» **What to do**: Return each line of the listing below, unchanged, and omit the images.

» **Provided records**:
%%
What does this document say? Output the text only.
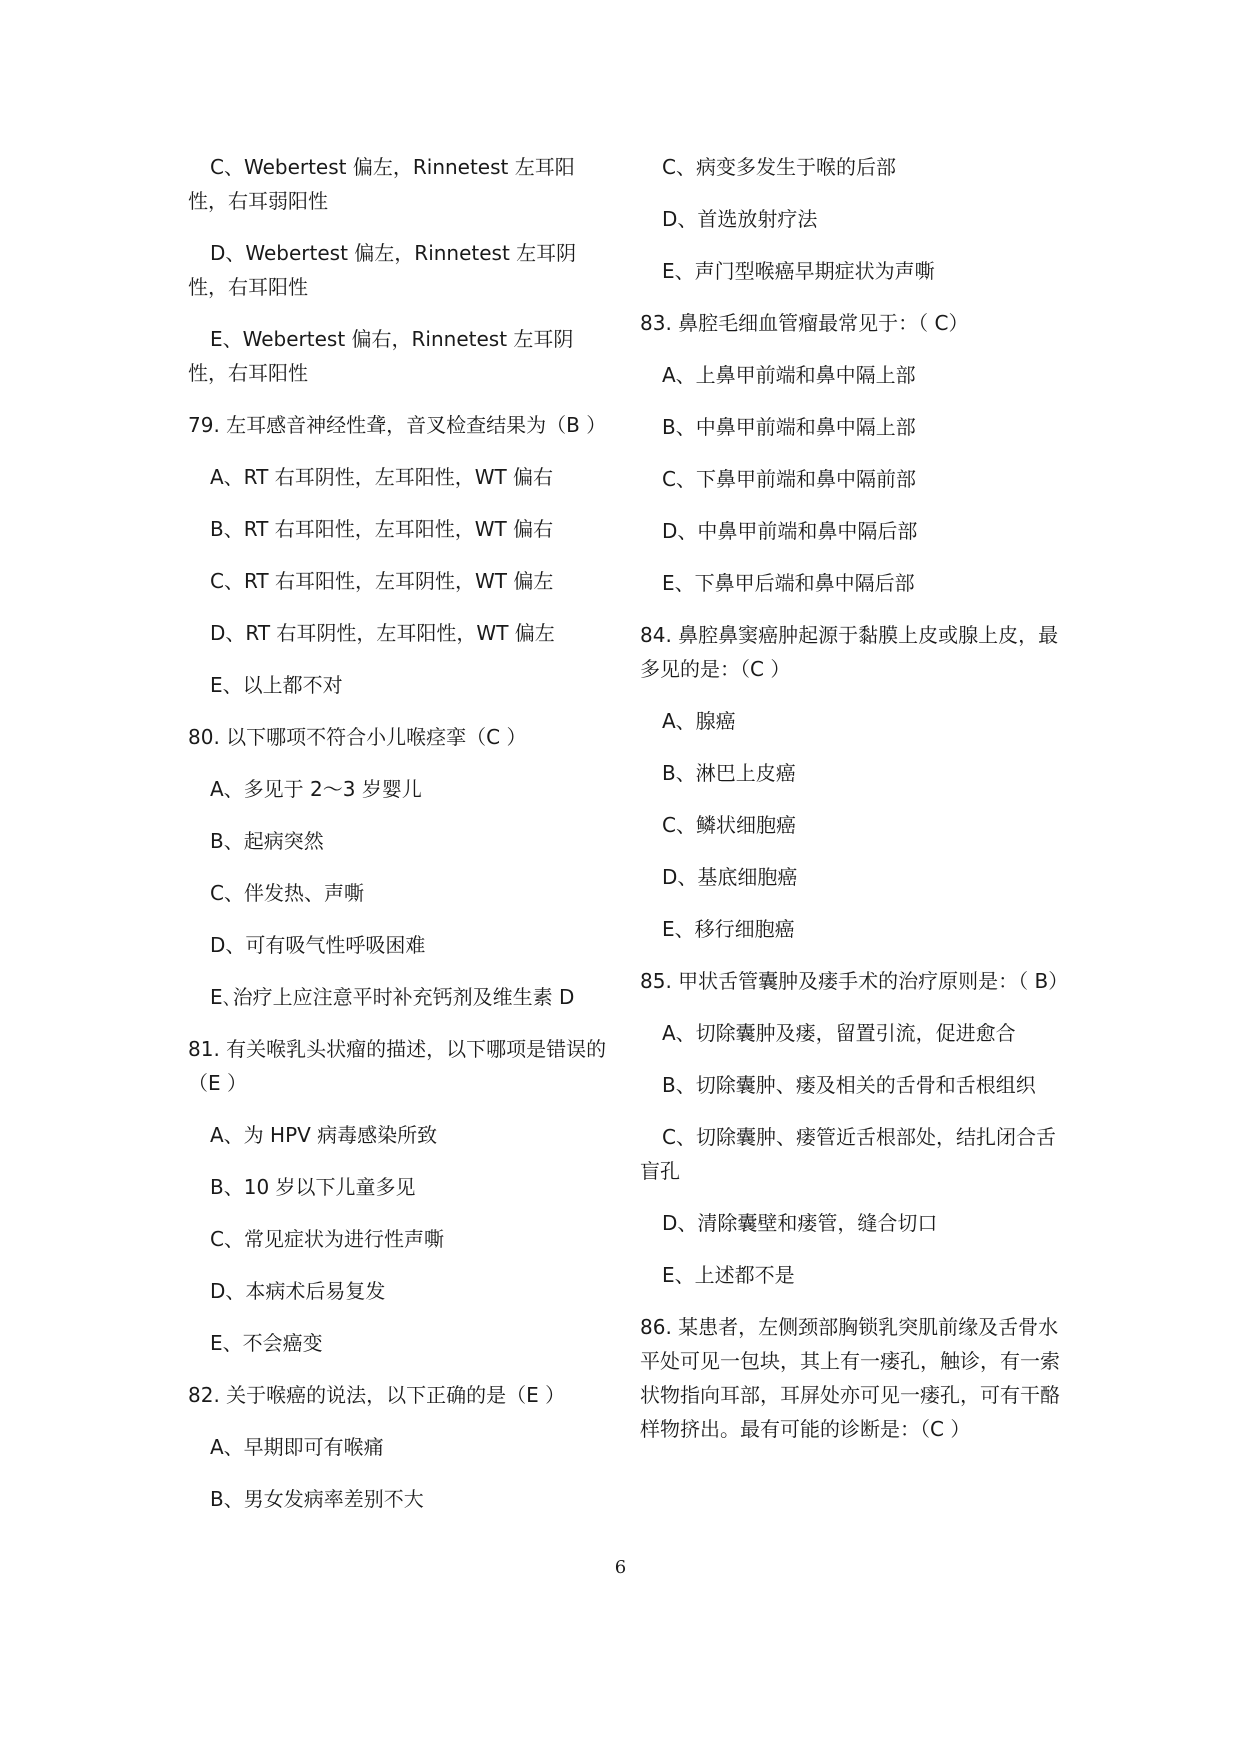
C、Webertest 偏左，Rinnetest 左耳阳性，右耳弱阳性

D、Webertest 偏左，Rinnetest 左耳阴性，右耳阳性

E、Webertest 偏右，Rinnetest 左耳阴性，右耳阳性

79. 左耳感音神经性聋，音叉检查结果为（B ）

A、RT 右耳阴性，左耳阳性，WT 偏右

B、RT 右耳阳性，左耳阳性，WT 偏右

C、RT 右耳阳性，左耳阴性，WT 偏左

D、RT 右耳阴性，左耳阳性，WT 偏左

E、以上都不对

80. 以下哪项不符合小儿喉痉挛（C ）

A、多见于 2～3 岁婴儿

B、起病突然

C、伴发热、声嘶

D、可有吸气性呼吸困难

E､治疗上应注意平时补充钙剂及维生素 D

81. 有关喉乳头状瘤的描述，以下哪项是错误的（E ）

A、为 HPV 病毒感染所致

B、10 岁以下儿童多见

C、常见症状为进行性声嘶

D、本病术后易复发

E、不会癌变

82. 关于喉癌的说法，以下正确的是（E ）

A、早期即可有喉痛

B、男女发病率差别不大

C、病变多发生于喉的后部

D、首选放射疗法

E、声门型喉癌早期症状为声嘶

83. 鼻腔毛细血管瘤最常见于：（ C）

A、上鼻甲前端和鼻中隔上部

B、中鼻甲前端和鼻中隔上部

C、下鼻甲前端和鼻中隔前部

D、中鼻甲前端和鼻中隔后部

E、下鼻甲后端和鼻中隔后部

84. 鼻腔鼻窦癌肿起源于黏膜上皮或腺上皮，最多见的是：（C ）

A、腺癌

B、淋巴上皮癌

C、鳞状细胞癌

D、基底细胞癌

E、移行细胞癌

85. 甲状舌管囊肿及瘘手术的治疗原则是：（ B）

A、切除囊肿及瘘，留置引流，促进愈合

B、切除囊肿、瘘及相关的舌骨和舌根组织

C、切除囊肿、瘘管近舌根部处，结扎闭合舌盲孔

D、清除囊壁和瘘管，缝合切口

E、上述都不是

86. 某患者，左侧颈部胸锁乳突肌前缘及舌骨水平处可见一包块，其上有一瘘孔，触诊，有一索状物指向耳部，耳屏处亦可见一瘘孔，可有干酪样物挤出。最有可能的诊断是：（C ）

6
%%
» **Solution to this exercise**:
What does this document say? Output the text only.
C、Webertest 偏左，Rinnetest 左耳阳性，右耳弱阳性

D、Webertest 偏左，Rinnetest 左耳阴性，右耳阳性

E、Webertest 偏右，Rinnetest 左耳阴性，右耳阳性

79. 左耳感音神经性聋，音叉检查结果为（B ）

A、RT 右耳阴性，左耳阳性，WT 偏右

B、RT 右耳阳性，左耳阳性，WT 偏右

C、RT 右耳阳性，左耳阴性，WT 偏左

D、RT 右耳阴性，左耳阳性，WT 偏左

E、以上都不对

80. 以下哪项不符合小儿喉痉挛（C ）

A、多见于 2～3 岁婴儿

B、起病突然

C、伴发热、声嘶

D、可有吸气性呼吸困难

E､治疗上应注意平时补充钙剂及维生素 D

81. 有关喉乳头状瘤的描述，以下哪项是错误的（E ）

A、为 HPV 病毒感染所致

B、10 岁以下儿童多见

C、常见症状为进行性声嘶

D、本病术后易复发

E、不会癌变

82. 关于喉癌的说法，以下正确的是（E ）

A、早期即可有喉痛

B、男女发病率差别不大

C、病变多发生于喉的后部

D、首选放射疗法

E、声门型喉癌早期症状为声嘶

83. 鼻腔毛细血管瘤最常见于：（ C）

A、上鼻甲前端和鼻中隔上部

B、中鼻甲前端和鼻中隔上部

C、下鼻甲前端和鼻中隔前部

D、中鼻甲前端和鼻中隔后部

E、下鼻甲后端和鼻中隔后部

84. 鼻腔鼻窦癌肿起源于黏膜上皮或腺上皮，最多见的是：（C ）

A、腺癌

B、淋巴上皮癌

C、鳞状细胞癌

D、基底细胞癌

E、移行细胞癌

85. 甲状舌管囊肿及瘘手术的治疗原则是：（ B）

A、切除囊肿及瘘，留置引流，促进愈合

B、切除囊肿、瘘及相关的舌骨和舌根组织

C、切除囊肿、瘘管近舌根部处，结扎闭合舌盲孔

D、清除囊壁和瘘管，缝合切口

E、上述都不是

86. 某患者，左侧颈部胸锁乳突肌前缘及舌骨水平处可见一包块，其上有一瘘孔，触诊，有一索状物指向耳部，耳屏处亦可见一瘘孔，可有干酪样物挤出。最有可能的诊断是：（C ）

6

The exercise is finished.